Your instructions:
Could you transcribe every record below exactly as written, leaving out any pictures?

Listing:
====

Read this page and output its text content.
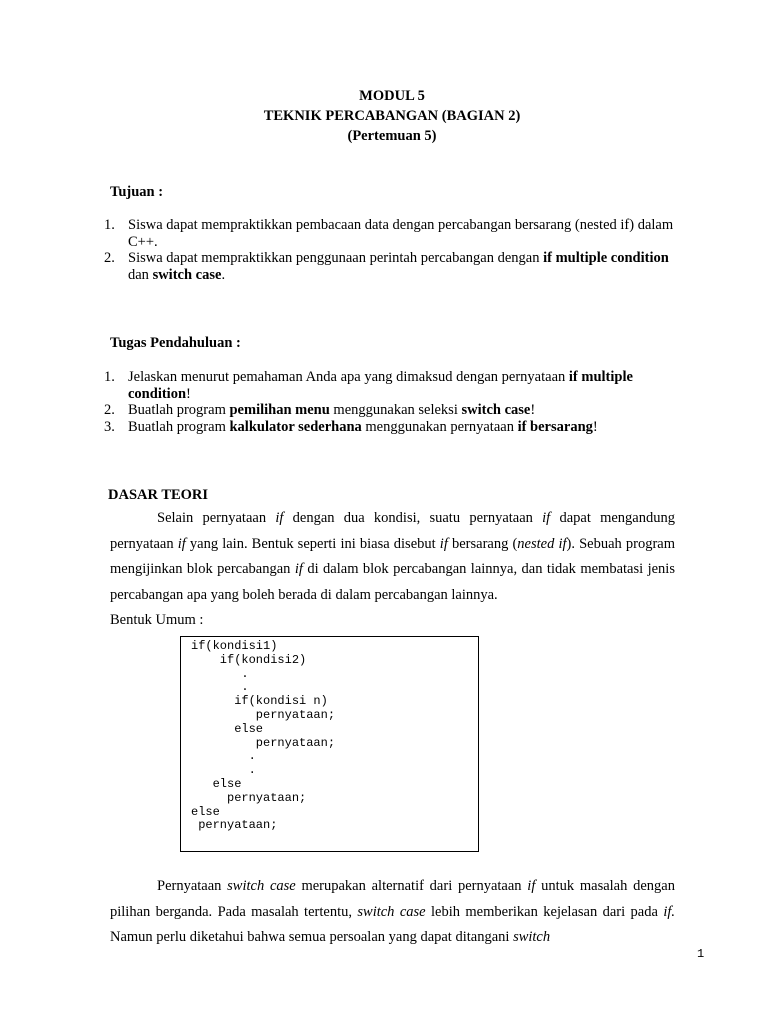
MODUL 5
TEKNIK PERCABANGAN (BAGIAN 2)
(Pertemuan 5)
Tujuan :
1. Siswa dapat mempraktikkan pembacaan data dengan percabangan bersarang (nested if) dalam
C++.
2. Siswa dapat mempraktikkan penggunaan perintah percabangan dengan if multiple condition
dan switch case.
Tugas Pendahuluan :
1. Jelaskan menurut pemahaman Anda apa yang dimaksud dengan pernyataan if multiple
condition!
2. Buatlah program pemilihan menu menggunakan seleksi switch case!
3. Buatlah program kalkulator sederhana menggunakan pernyataan if bersarang!
DASAR TEORI

Selain pernyataan if dengan dua kondisi, suatu pernyataan if dapat mengandung pernyataan if yang lain. Bentuk seperti ini biasa disebut if bersarang (nested if). Sebuah program mengijinkan blok percabangan if di dalam blok percabangan lainnya, dan tidak membatasi jenis percabangan apa yang boleh berada di dalam percabangan lainnya.

Bentuk Umum :
if(kondisi1)
if(kondisi2)
.
.
if(kondisi n)
pernyataan;
else
pernyataan;
.
.
else
pernyataan;
else
pernyataan;

Pernyataan switch case merupakan alternatif dari pernyataan if untuk masalah dengan pilihan berganda. Pada masalah tertentu, switch case lebih memberikan kejelasan dari pada if. Namun perlu diketahui bahwa semua persoalan yang dapat ditangani switch

1
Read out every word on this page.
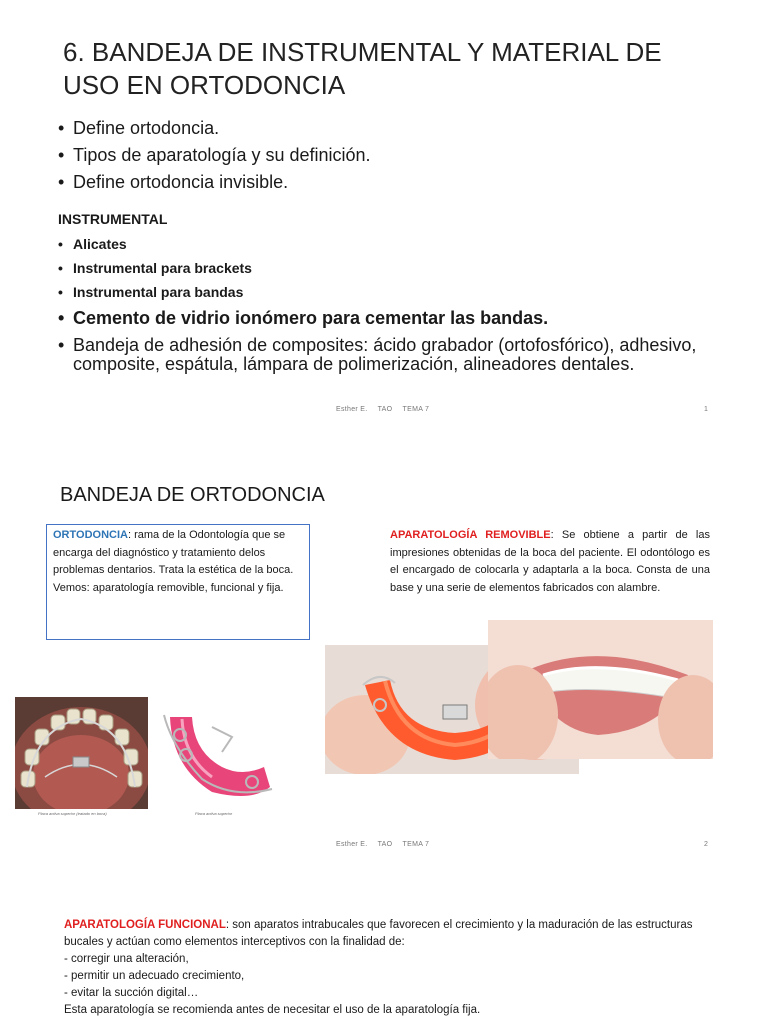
6. BANDEJA DE INSTRUMENTAL Y MATERIAL DE USO EN ORTODONCIA
• Define ortodoncia.
• Tipos de aparatología y su definición.
• Define ortodoncia invisible.

INSTRUMENTAL

• Alicates
• Instrumental para brackets
• Instrumental para bandas
• Cemento de vidrio ionómero para cementar las bandas.
• Bandeja de adhesión de composites: ácido grabador (ortofosfórico), adhesivo, composite, espátula, lámpara de polimerización, alineadores dentales.
Esther E. TAO TEMA 7	1
BANDEJA DE ORTODONCIA
ORTODONCIA: rama de la Odontología que se encarga del diagnóstico y tratamiento delos problemas dentarios. Trata la estética de la boca. Vemos: aparatología removible, funcional y fija.
APARATOLOGÍA REMOVIBLE: Se obtiene a partir de las impresiones obtenidas de la boca del paciente. El odontólogo es el encargado de colocarla y adaptarla a la boca. Consta de una base y una serie de elementos fabricados con alambre.
Placa activa superior (tratado en boca)	Placa activa superior
Esther E. TAO TEMA 7	2

APARATOLOGÍA FUNCIONAL: son aparatos intrabucales que favorecen el crecimiento y la maduración de las estructuras bucales y actúan como elementos interceptivos con la finalidad de:

- corregir una alteración,

- permitir un adecuado crecimiento,

- evitar la succión digital…

Esta aparatología se recomienda antes de necesitar el uso de la aparatología fija.
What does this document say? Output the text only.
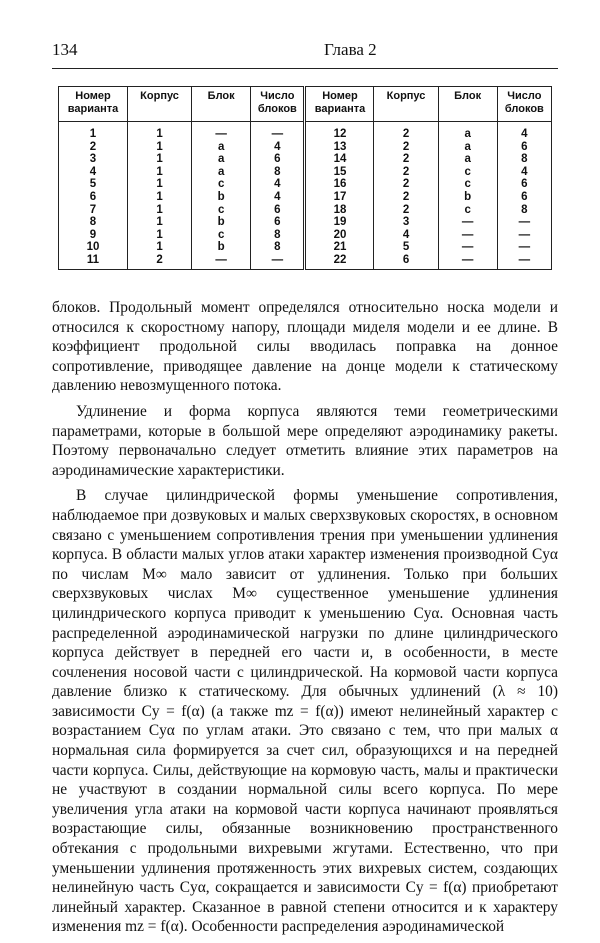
134	Глава 2
Номер варианта	Корпус	Блок	Число блоков	Номер варианта	Корпус	Блок	Число блоков
1	1	—	—	12	2	a	4
2	1	a	4	13	2	a	6
3	1	a	6	14	2	a	8
4	1	a	8	15	2	c	4
5	1	c	4	16	2	c	6
6	1	b	4	17	2	b	6
7	1	c	6	18	2	c	8
8	1	b	6	19	3	—	—
9	1	c	8	20	4	—	—
10	1	b	8	21	5	—	—
11	2	—	—	22	6	—	—

блоков. Продольный момент определялся относительно носка модели и относился к скоростному напору, площади миделя модели и ее длине. В коэффициент продольной силы вводилась поправка на донное сопротивление, приводящее давление на донце модели к статическому давлению невозмущенного потока.

Удлинение и форма корпуса являются теми геометрическими параметрами, которые в большой мере определяют аэродинамику ракеты. Поэтому первоначально следует отметить влияние этих параметров на аэродинамические характеристики.

В случае цилиндрической формы уменьшение сопротивления, наблюдаемое при дозвуковых и малых сверхзвуковых скоростях, в основном связано с уменьшением сопротивления трения при уменьшении удлинения корпуса. В области малых углов атаки характер изменения производной Cyα по числам M∞ мало зависит от удлинения. Только при больших сверхзвуковых числах M∞ существенное уменьшение удлинения цилиндрического корпуса приводит к уменьшению Cyα. Основная часть распределенной аэродинамической нагрузки по длине цилиндрического корпуса действует в передней его части и, в особенности, в месте сочленения носовой части с цилиндрической. На кормовой части корпуса давление близко к статическому. Для обычных удлинений (λ ≈ 10) зависимости Cy = f(α) (а также mz = f(α)) имеют нелинейный характер с возрастанием Cyα по углам атаки. Это связано с тем, что при малых α нормальная сила формируется за счет сил, образующихся и на передней части корпуса. Силы, действующие на кормовую часть, малы и практически не участвуют в создании нормальной силы всего корпуса. По мере увеличения угла атаки на кормовой части корпуса начинают проявляться возрастающие силы, обязанные возникновению пространственного обтекания с продольными вихревыми жгутами. Естественно, что при уменьшении удлинения протяженность этих вихревых систем, создающих нелинейную часть Cyα, сокращается и зависимости Cy = f(α) приобретают линейный характер. Сказанное в равной степени относится и к характеру изменения mz = f(α). Особенности распределения аэродинамической
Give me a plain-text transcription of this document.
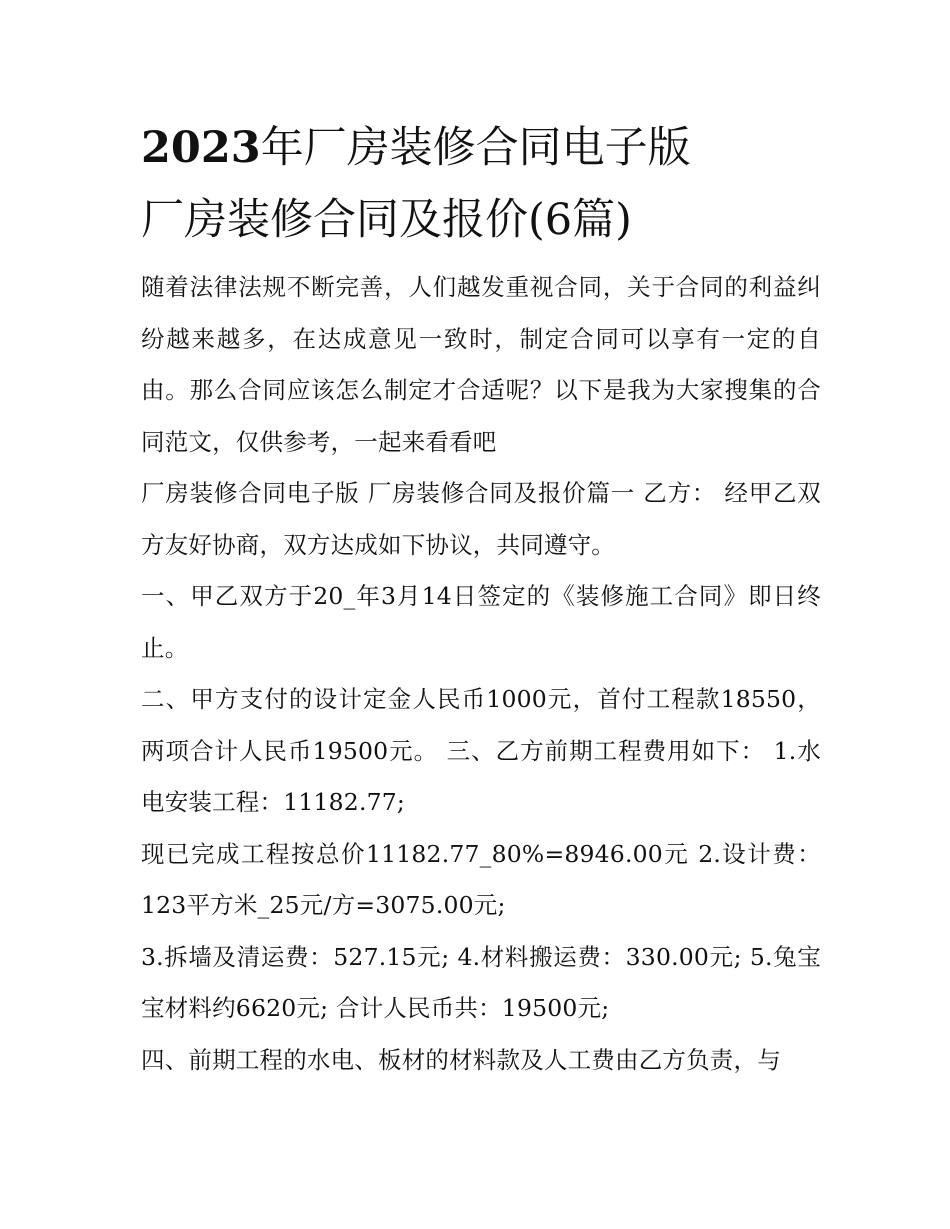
2023年厂房装修合同电子版
厂房装修合同及报价(6篇)

随着法律法规不断完善，人们越发重视合同，关于合同的利益纠纷越来越多，在达成意见一致时，制定合同可以享有一定的自由。那么合同应该怎么制定才合适呢？以下是我为大家搜集的合同范文，仅供参考，一起来看看吧

厂房装修合同电子版 厂房装修合同及报价篇一 乙方： 经甲乙双方友好协商，双方达成如下协议，共同遵守。

一、甲乙双方于20_年3月14日签定的《装修施工合同》即日终止。

二、甲方支付的设计定金人民币1000元，首付工程款18550，两项合计人民币19500元。 三、乙方前期工程费用如下： 1.水电安装工程：11182.77;

现已完成工程按总价11182.77_80%=8946.00元 2.设计费：123平方米_25元/方=3075.00元;

3.拆墙及清运费：527.15元; 4.材料搬运费：330.00元; 5.兔宝宝材料约6620元; 合计人民币共：19500元;

四、前期工程的水电、板材的材料款及人工费由乙方负责，与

====

Worked answer:
Read this page and output its text content.
MODUL 5
TEKNIK PERCABANGAN (BAGIAN 2)
(Pertemuan 5)
Tujuan :
1. Siswa dapat mempraktikkan pembacaan data dengan percabangan bersarang (nested if) dalam
C++.
2. Siswa dapat mempraktikkan penggunaan perintah percabangan dengan if multiple condition
dan switch case.
Tugas Pendahuluan :
1. Jelaskan menurut pemahaman Anda apa yang dimaksud dengan pernyataan if multiple
condition!
2. Buatlah program pemilihan menu menggunakan seleksi switch case!
3. Buatlah program kalkulator sederhana menggunakan pernyataan if bersarang!
DASAR TEORI

Selain pernyataan if dengan dua kondisi, suatu pernyataan if dapat mengandung pernyataan if yang lain. Bentuk seperti ini biasa disebut if bersarang (nested if). Sebuah program mengijinkan blok percabangan if di dalam blok percabangan lainnya, dan tidak membatasi jenis percabangan apa yang boleh berada di dalam percabangan lainnya.

Bentuk Umum :
if(kondisi1)
if(kondisi2)
.
.
if(kondisi n)
pernyataan;
else
pernyataan;
.
.
else
pernyataan;
else
pernyataan;

Pernyataan switch case merupakan alternatif dari pernyataan if untuk masalah dengan pilihan berganda. Pada masalah tertentu, switch case lebih memberikan kejelasan dari pada if. Namun perlu diketahui bahwa semua persoalan yang dapat ditangani switch

1
Read out every word on this page.
6. BANDEJA DE INSTRUMENTAL Y MATERIAL DE USO EN ORTODONCIA
• Define ortodoncia.
• Tipos de aparatología y su definición.
• Define ortodoncia invisible.

INSTRUMENTAL

• Alicates
• Instrumental para brackets
• Instrumental para bandas
• Cemento de vidrio ionómero para cementar las bandas.
• Bandeja de adhesión de composites: ácido grabador (ortofosfórico), adhesivo, composite, espátula, lámpara de polimerización, alineadores dentales.
Esther E. TAO TEMA 7	1
BANDEJA DE ORTODONCIA
ORTODONCIA: rama de la Odontología que se encarga del diagnóstico y tratamiento delos problemas dentarios. Trata la estética de la boca. Vemos: aparatología removible, funcional y fija.
APARATOLOGÍA REMOVIBLE: Se obtiene a partir de las impresiones obtenidas de la boca del paciente. El odontólogo es el encargado de colocarla y adaptarla a la boca. Consta de una base y una serie de elementos fabricados con alambre.
Placa activa superior (tratado en boca)	Placa activa superior
Esther E. TAO TEMA 7	2

APARATOLOGÍA FUNCIONAL: son aparatos intrabucales que favorecen el crecimiento y la maduración de las estructuras bucales y actúan como elementos interceptivos con la finalidad de:

- corregir una alteración,

- permitir un adecuado crecimiento,

- evitar la succión digital…

Esta aparatología se recomienda antes de necesitar el uso de la aparatología fija.
What does this document say? Output the text only.
134	Глава 2
Номер варианта	Корпус	Блок	Число блоков	Номер варианта	Корпус	Блок	Число блоков
1	1	—	—	12	2	a	4
2	1	a	4	13	2	a	6
3	1	a	6	14	2	a	8
4	1	a	8	15	2	c	4
5	1	c	4	16	2	c	6
6	1	b	4	17	2	b	6
7	1	c	6	18	2	c	8
8	1	b	6	19	3	—	—
9	1	c	8	20	4	—	—
10	1	b	8	21	5	—	—
11	2	—	—	22	6	—	—

блоков. Продольный момент определялся относительно носка модели и относился к скоростному напору, площади миделя модели и ее длине. В коэффициент продольной силы вводилась поправка на донное сопротивление, приводящее давление на донце модели к статическому давлению невозмущенного потока.

Удлинение и форма корпуса являются теми геометрическими параметрами, которые в большой мере определяют аэродинамику ракеты. Поэтому первоначально следует отметить влияние этих параметров на аэродинамические характеристики.

В случае цилиндрической формы уменьшение сопротивления, наблюдаемое при дозвуковых и малых сверхзвуковых скоростях, в основном связано с уменьшением сопротивления трения при уменьшении удлинения корпуса. В области малых углов атаки характер изменения производной Cyα по числам M∞ мало зависит от удлинения. Только при больших сверхзвуковых числах M∞ существенное уменьшение удлинения цилиндрического корпуса приводит к уменьшению Cyα. Основная часть распределенной аэродинамической нагрузки по длине цилиндрического корпуса действует в передней его части и, в особенности, в месте сочленения носовой части с цилиндрической. На кормовой части корпуса давление близко к статическому. Для обычных удлинений (λ ≈ 10) зависимости Cy = f(α) (а также mz = f(α)) имеют нелинейный характер с возрастанием Cyα по углам атаки. Это связано с тем, что при малых α нормальная сила формируется за счет сил, образующихся и на передней части корпуса. Силы, действующие на кормовую часть, малы и практически не участвуют в создании нормальной силы всего корпуса. По мере увеличения угла атаки на кормовой части корпуса начинают проявляться возрастающие силы, обязанные возникновению пространственного обтекания с продольными вихревыми жгутами. Естественно, что при уменьшении удлинения протяженность этих вихревых систем, создающих нелинейную часть Cyα, сокращается и зависимости Cy = f(α) приобретают линейный характер. Сказанное в равной степени относится и к характеру изменения mz = f(α). Особенности распределения аэродинамической
Give me a plain-text transcription of this document.
2023年厂房装修合同电子版
厂房装修合同及报价(6篇)

随着法律法规不断完善，人们越发重视合同，关于合同的利益纠纷越来越多，在达成意见一致时，制定合同可以享有一定的自由。那么合同应该怎么制定才合适呢？以下是我为大家搜集的合同范文，仅供参考，一起来看看吧

厂房装修合同电子版 厂房装修合同及报价篇一 乙方： 经甲乙双方友好协商，双方达成如下协议，共同遵守。

一、甲乙双方于20_年3月14日签定的《装修施工合同》即日终止。

二、甲方支付的设计定金人民币1000元，首付工程款18550，两项合计人民币19500元。 三、乙方前期工程费用如下： 1.水电安装工程：11182.77;

现已完成工程按总价11182.77_80%=8946.00元 2.设计费：123平方米_25元/方=3075.00元;

3.拆墙及清运费：527.15元; 4.材料搬运费：330.00元; 5.兔宝宝材料约6620元; 合计人民币共：19500元;

四、前期工程的水电、板材的材料款及人工费由乙方负责，与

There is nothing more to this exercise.